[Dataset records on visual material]
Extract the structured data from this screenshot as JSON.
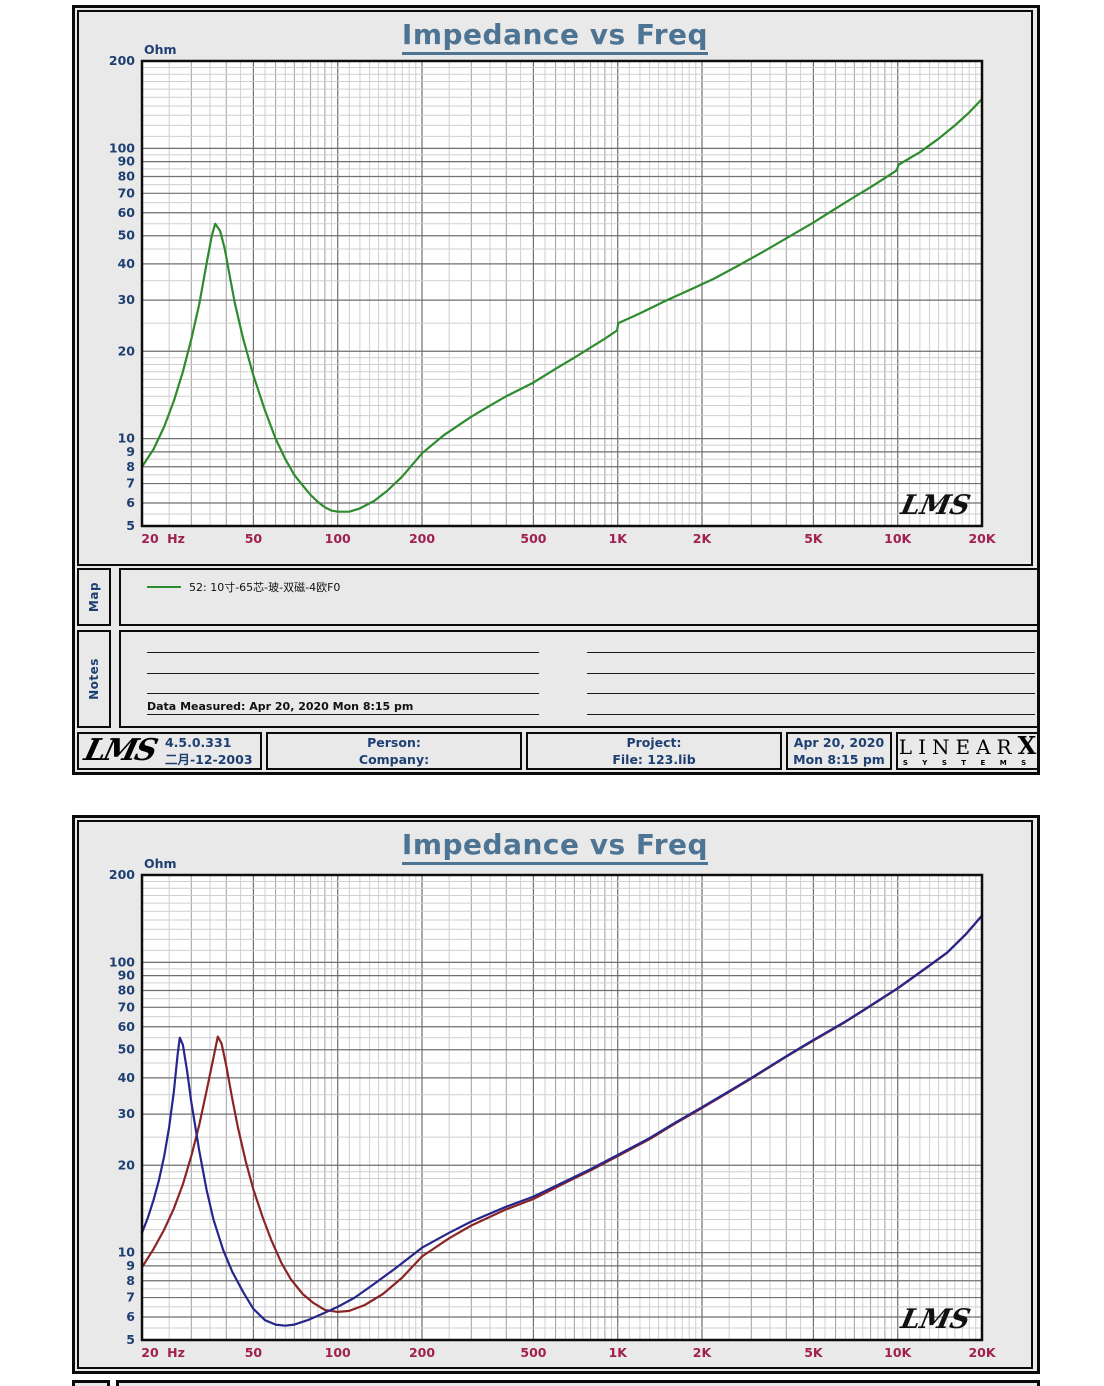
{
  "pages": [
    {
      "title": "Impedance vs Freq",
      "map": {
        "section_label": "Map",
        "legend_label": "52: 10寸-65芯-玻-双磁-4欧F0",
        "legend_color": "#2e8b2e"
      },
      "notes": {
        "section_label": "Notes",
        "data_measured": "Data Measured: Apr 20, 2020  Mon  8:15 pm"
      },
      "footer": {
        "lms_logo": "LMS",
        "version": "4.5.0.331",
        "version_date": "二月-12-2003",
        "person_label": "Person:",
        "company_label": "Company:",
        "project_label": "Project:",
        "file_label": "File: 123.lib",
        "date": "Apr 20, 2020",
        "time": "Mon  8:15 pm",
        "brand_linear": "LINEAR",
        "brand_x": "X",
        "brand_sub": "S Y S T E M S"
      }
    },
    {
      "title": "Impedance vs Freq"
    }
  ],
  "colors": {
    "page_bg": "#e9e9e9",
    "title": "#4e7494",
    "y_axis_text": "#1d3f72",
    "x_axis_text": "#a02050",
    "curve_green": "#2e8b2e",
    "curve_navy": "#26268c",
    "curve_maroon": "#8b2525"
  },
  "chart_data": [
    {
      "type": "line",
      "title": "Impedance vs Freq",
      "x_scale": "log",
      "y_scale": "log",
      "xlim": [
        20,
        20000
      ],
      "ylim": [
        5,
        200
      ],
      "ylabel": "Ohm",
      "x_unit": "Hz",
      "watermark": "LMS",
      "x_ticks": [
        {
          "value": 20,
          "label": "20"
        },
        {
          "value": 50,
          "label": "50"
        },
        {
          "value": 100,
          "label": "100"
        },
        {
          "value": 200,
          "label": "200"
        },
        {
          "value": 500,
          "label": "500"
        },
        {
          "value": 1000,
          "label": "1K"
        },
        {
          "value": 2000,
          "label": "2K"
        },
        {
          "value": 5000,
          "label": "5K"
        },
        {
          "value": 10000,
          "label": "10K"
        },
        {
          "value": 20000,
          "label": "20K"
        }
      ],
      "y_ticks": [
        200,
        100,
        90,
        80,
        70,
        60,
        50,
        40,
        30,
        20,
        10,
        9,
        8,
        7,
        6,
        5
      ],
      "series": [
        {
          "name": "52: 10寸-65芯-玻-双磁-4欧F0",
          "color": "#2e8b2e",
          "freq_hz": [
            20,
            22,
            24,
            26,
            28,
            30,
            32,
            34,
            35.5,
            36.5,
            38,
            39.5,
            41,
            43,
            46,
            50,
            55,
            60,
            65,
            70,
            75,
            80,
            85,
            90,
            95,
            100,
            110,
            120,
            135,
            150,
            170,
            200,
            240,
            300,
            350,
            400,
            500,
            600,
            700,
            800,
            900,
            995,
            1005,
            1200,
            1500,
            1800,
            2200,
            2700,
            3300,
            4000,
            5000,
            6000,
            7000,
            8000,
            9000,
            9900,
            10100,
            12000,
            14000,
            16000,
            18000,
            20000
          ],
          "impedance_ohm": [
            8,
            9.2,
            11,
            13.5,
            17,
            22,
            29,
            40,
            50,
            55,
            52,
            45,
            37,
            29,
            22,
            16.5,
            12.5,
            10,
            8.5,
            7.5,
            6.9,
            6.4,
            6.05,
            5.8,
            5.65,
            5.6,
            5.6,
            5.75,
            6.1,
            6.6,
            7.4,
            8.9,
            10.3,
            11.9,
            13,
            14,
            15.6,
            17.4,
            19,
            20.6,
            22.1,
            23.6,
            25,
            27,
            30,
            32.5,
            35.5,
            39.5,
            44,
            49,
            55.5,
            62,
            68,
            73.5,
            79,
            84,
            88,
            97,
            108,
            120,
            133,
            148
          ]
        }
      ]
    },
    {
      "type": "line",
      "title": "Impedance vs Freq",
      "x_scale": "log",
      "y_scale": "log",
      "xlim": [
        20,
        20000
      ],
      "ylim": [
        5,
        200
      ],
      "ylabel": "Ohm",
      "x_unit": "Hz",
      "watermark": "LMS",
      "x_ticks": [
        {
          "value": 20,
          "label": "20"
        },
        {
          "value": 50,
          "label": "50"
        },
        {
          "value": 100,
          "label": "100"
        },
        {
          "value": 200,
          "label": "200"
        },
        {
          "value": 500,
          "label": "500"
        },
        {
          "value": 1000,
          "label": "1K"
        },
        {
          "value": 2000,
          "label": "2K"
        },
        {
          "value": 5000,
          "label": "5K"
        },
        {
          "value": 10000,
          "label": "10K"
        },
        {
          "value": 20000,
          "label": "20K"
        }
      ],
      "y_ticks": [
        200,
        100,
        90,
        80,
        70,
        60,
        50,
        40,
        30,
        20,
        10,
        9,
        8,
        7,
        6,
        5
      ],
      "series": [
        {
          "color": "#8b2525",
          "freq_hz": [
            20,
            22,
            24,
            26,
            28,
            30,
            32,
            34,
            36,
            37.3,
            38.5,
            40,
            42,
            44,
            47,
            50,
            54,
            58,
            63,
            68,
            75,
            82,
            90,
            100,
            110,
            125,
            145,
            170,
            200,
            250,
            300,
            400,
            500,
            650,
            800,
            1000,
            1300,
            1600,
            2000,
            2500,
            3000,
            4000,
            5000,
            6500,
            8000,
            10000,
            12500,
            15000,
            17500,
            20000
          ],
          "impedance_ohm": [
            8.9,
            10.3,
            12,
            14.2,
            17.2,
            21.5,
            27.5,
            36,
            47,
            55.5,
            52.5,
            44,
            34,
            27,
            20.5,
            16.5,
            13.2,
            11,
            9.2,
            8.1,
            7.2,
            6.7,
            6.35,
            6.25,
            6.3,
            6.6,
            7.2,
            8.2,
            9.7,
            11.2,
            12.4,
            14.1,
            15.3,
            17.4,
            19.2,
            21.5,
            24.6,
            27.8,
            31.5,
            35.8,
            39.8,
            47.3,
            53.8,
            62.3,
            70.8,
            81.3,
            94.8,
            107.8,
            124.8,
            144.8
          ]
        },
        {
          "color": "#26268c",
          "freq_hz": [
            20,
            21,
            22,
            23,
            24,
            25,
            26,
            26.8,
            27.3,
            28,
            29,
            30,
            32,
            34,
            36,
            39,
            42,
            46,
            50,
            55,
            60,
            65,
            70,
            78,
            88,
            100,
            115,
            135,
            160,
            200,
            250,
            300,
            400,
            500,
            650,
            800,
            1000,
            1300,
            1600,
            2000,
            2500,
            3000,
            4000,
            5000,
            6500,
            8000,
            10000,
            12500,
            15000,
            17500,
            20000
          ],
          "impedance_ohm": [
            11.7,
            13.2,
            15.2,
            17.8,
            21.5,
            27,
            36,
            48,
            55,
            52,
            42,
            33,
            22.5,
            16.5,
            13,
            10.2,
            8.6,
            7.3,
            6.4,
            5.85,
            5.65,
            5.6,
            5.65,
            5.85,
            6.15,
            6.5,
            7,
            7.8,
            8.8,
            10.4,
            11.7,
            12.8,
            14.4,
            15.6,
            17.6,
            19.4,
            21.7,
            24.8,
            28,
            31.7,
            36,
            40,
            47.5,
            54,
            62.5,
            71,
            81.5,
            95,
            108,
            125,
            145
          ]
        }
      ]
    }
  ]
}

BRIEF:
Transcribe the listing in full and omit the pictures.

RESULT FOR THIS EXERCISE:
Extract the structured data from this screenshot as JSON.
{
  "pages": [
    {
      "title": "Impedance vs Freq",
      "map": {
        "section_label": "Map",
        "legend_label": "52: 10寸-65芯-玻-双磁-4欧F0",
        "legend_color": "#2e8b2e"
      },
      "notes": {
        "section_label": "Notes",
        "data_measured": "Data Measured: Apr 20, 2020  Mon  8:15 pm"
      },
      "footer": {
        "lms_logo": "LMS",
        "version": "4.5.0.331",
        "version_date": "二月-12-2003",
        "person_label": "Person:",
        "company_label": "Company:",
        "project_label": "Project:",
        "file_label": "File: 123.lib",
        "date": "Apr 20, 2020",
        "time": "Mon  8:15 pm",
        "brand_linear": "LINEAR",
        "brand_x": "X",
        "brand_sub": "S Y S T E M S"
      }
    },
    {
      "title": "Impedance vs Freq"
    }
  ],
  "colors": {
    "page_bg": "#e9e9e9",
    "title": "#4e7494",
    "y_axis_text": "#1d3f72",
    "x_axis_text": "#a02050",
    "curve_green": "#2e8b2e",
    "curve_navy": "#26268c",
    "curve_maroon": "#8b2525"
  },
  "chart_data": [
    {
      "type": "line",
      "title": "Impedance vs Freq",
      "x_scale": "log",
      "y_scale": "log",
      "xlim": [
        20,
        20000
      ],
      "ylim": [
        5,
        200
      ],
      "ylabel": "Ohm",
      "x_unit": "Hz",
      "watermark": "LMS",
      "x_ticks": [
        {
          "value": 20,
          "label": "20"
        },
        {
          "value": 50,
          "label": "50"
        },
        {
          "value": 100,
          "label": "100"
        },
        {
          "value": 200,
          "label": "200"
        },
        {
          "value": 500,
          "label": "500"
        },
        {
          "value": 1000,
          "label": "1K"
        },
        {
          "value": 2000,
          "label": "2K"
        },
        {
          "value": 5000,
          "label": "5K"
        },
        {
          "value": 10000,
          "label": "10K"
        },
        {
          "value": 20000,
          "label": "20K"
        }
      ],
      "y_ticks": [
        200,
        100,
        90,
        80,
        70,
        60,
        50,
        40,
        30,
        20,
        10,
        9,
        8,
        7,
        6,
        5
      ],
      "series": [
        {
          "name": "52: 10寸-65芯-玻-双磁-4欧F0",
          "color": "#2e8b2e",
          "freq_hz": [
            20,
            22,
            24,
            26,
            28,
            30,
            32,
            34,
            35.5,
            36.5,
            38,
            39.5,
            41,
            43,
            46,
            50,
            55,
            60,
            65,
            70,
            75,
            80,
            85,
            90,
            95,
            100,
            110,
            120,
            135,
            150,
            170,
            200,
            240,
            300,
            350,
            400,
            500,
            600,
            700,
            800,
            900,
            995,
            1005,
            1200,
            1500,
            1800,
            2200,
            2700,
            3300,
            4000,
            5000,
            6000,
            7000,
            8000,
            9000,
            9900,
            10100,
            12000,
            14000,
            16000,
            18000,
            20000
          ],
          "impedance_ohm": [
            8,
            9.2,
            11,
            13.5,
            17,
            22,
            29,
            40,
            50,
            55,
            52,
            45,
            37,
            29,
            22,
            16.5,
            12.5,
            10,
            8.5,
            7.5,
            6.9,
            6.4,
            6.05,
            5.8,
            5.65,
            5.6,
            5.6,
            5.75,
            6.1,
            6.6,
            7.4,
            8.9,
            10.3,
            11.9,
            13,
            14,
            15.6,
            17.4,
            19,
            20.6,
            22.1,
            23.6,
            25,
            27,
            30,
            32.5,
            35.5,
            39.5,
            44,
            49,
            55.5,
            62,
            68,
            73.5,
            79,
            84,
            88,
            97,
            108,
            120,
            133,
            148
          ]
        }
      ]
    },
    {
      "type": "line",
      "title": "Impedance vs Freq",
      "x_scale": "log",
      "y_scale": "log",
      "xlim": [
        20,
        20000
      ],
      "ylim": [
        5,
        200
      ],
      "ylabel": "Ohm",
      "x_unit": "Hz",
      "watermark": "LMS",
      "x_ticks": [
        {
          "value": 20,
          "label": "20"
        },
        {
          "value": 50,
          "label": "50"
        },
        {
          "value": 100,
          "label": "100"
        },
        {
          "value": 200,
          "label": "200"
        },
        {
          "value": 500,
          "label": "500"
        },
        {
          "value": 1000,
          "label": "1K"
        },
        {
          "value": 2000,
          "label": "2K"
        },
        {
          "value": 5000,
          "label": "5K"
        },
        {
          "value": 10000,
          "label": "10K"
        },
        {
          "value": 20000,
          "label": "20K"
        }
      ],
      "y_ticks": [
        200,
        100,
        90,
        80,
        70,
        60,
        50,
        40,
        30,
        20,
        10,
        9,
        8,
        7,
        6,
        5
      ],
      "series": [
        {
          "color": "#8b2525",
          "freq_hz": [
            20,
            22,
            24,
            26,
            28,
            30,
            32,
            34,
            36,
            37.3,
            38.5,
            40,
            42,
            44,
            47,
            50,
            54,
            58,
            63,
            68,
            75,
            82,
            90,
            100,
            110,
            125,
            145,
            170,
            200,
            250,
            300,
            400,
            500,
            650,
            800,
            1000,
            1300,
            1600,
            2000,
            2500,
            3000,
            4000,
            5000,
            6500,
            8000,
            10000,
            12500,
            15000,
            17500,
            20000
          ],
          "impedance_ohm": [
            8.9,
            10.3,
            12,
            14.2,
            17.2,
            21.5,
            27.5,
            36,
            47,
            55.5,
            52.5,
            44,
            34,
            27,
            20.5,
            16.5,
            13.2,
            11,
            9.2,
            8.1,
            7.2,
            6.7,
            6.35,
            6.25,
            6.3,
            6.6,
            7.2,
            8.2,
            9.7,
            11.2,
            12.4,
            14.1,
            15.3,
            17.4,
            19.2,
            21.5,
            24.6,
            27.8,
            31.5,
            35.8,
            39.8,
            47.3,
            53.8,
            62.3,
            70.8,
            81.3,
            94.8,
            107.8,
            124.8,
            144.8
          ]
        },
        {
          "color": "#26268c",
          "freq_hz": [
            20,
            21,
            22,
            23,
            24,
            25,
            26,
            26.8,
            27.3,
            28,
            29,
            30,
            32,
            34,
            36,
            39,
            42,
            46,
            50,
            55,
            60,
            65,
            70,
            78,
            88,
            100,
            115,
            135,
            160,
            200,
            250,
            300,
            400,
            500,
            650,
            800,
            1000,
            1300,
            1600,
            2000,
            2500,
            3000,
            4000,
            5000,
            6500,
            8000,
            10000,
            12500,
            15000,
            17500,
            20000
          ],
          "impedance_ohm": [
            11.7,
            13.2,
            15.2,
            17.8,
            21.5,
            27,
            36,
            48,
            55,
            52,
            42,
            33,
            22.5,
            16.5,
            13,
            10.2,
            8.6,
            7.3,
            6.4,
            5.85,
            5.65,
            5.6,
            5.65,
            5.85,
            6.15,
            6.5,
            7,
            7.8,
            8.8,
            10.4,
            11.7,
            12.8,
            14.4,
            15.6,
            17.6,
            19.4,
            21.7,
            24.8,
            28,
            31.7,
            36,
            40,
            47.5,
            54,
            62.5,
            71,
            81.5,
            95,
            108,
            125,
            145
          ]
        }
      ]
    }
  ]
}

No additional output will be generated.